Are you able to retype all the records below exactly?
** START EXTRACTED DATA **
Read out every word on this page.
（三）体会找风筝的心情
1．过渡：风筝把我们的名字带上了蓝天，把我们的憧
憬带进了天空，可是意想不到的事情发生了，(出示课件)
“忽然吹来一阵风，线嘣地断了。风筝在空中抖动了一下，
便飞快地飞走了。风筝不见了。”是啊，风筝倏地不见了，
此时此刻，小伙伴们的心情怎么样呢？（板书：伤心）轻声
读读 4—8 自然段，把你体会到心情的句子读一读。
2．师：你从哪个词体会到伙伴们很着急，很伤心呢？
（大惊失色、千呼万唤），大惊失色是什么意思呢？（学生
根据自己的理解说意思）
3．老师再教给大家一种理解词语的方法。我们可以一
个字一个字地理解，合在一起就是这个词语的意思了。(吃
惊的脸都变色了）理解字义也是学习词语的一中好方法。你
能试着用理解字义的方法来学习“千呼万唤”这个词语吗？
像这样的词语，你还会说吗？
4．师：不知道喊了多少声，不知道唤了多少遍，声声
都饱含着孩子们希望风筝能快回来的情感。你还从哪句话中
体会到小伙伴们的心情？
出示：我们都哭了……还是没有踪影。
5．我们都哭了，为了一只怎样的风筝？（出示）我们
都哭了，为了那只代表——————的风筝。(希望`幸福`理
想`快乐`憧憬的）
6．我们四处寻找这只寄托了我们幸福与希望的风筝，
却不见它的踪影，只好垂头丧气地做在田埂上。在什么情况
** END EXTRACTED DATA **
IN RESPONSE >>
Read out every word on this page.
（三）体会找风筝的心情
1．过渡：风筝把我们的名字带上了蓝天，把我们的憧
憬带进了天空，可是意想不到的事情发生了，(出示课件)
“忽然吹来一阵风，线嘣地断了。风筝在空中抖动了一下，
便飞快地飞走了。风筝不见了。”是啊，风筝倏地不见了，
此时此刻，小伙伴们的心情怎么样呢？（板书：伤心）轻声
读读 4—8 自然段，把你体会到心情的句子读一读。
2．师：你从哪个词体会到伙伴们很着急，很伤心呢？
（大惊失色、千呼万唤），大惊失色是什么意思呢？（学生
根据自己的理解说意思）
3．老师再教给大家一种理解词语的方法。我们可以一
个字一个字地理解，合在一起就是这个词语的意思了。(吃
惊的脸都变色了）理解字义也是学习词语的一中好方法。你
能试着用理解字义的方法来学习“千呼万唤”这个词语吗？
像这样的词语，你还会说吗？
4．师：不知道喊了多少声，不知道唤了多少遍，声声
都饱含着孩子们希望风筝能快回来的情感。你还从哪句话中
体会到小伙伴们的心情？
出示：我们都哭了……还是没有踪影。
5．我们都哭了，为了一只怎样的风筝？（出示）我们
都哭了，为了那只代表——————的风筝。(希望`幸福`理
想`快乐`憧憬的）
6．我们四处寻找这只寄托了我们幸福与希望的风筝，
却不见它的踪影，只好垂头丧气地做在田埂上。在什么情况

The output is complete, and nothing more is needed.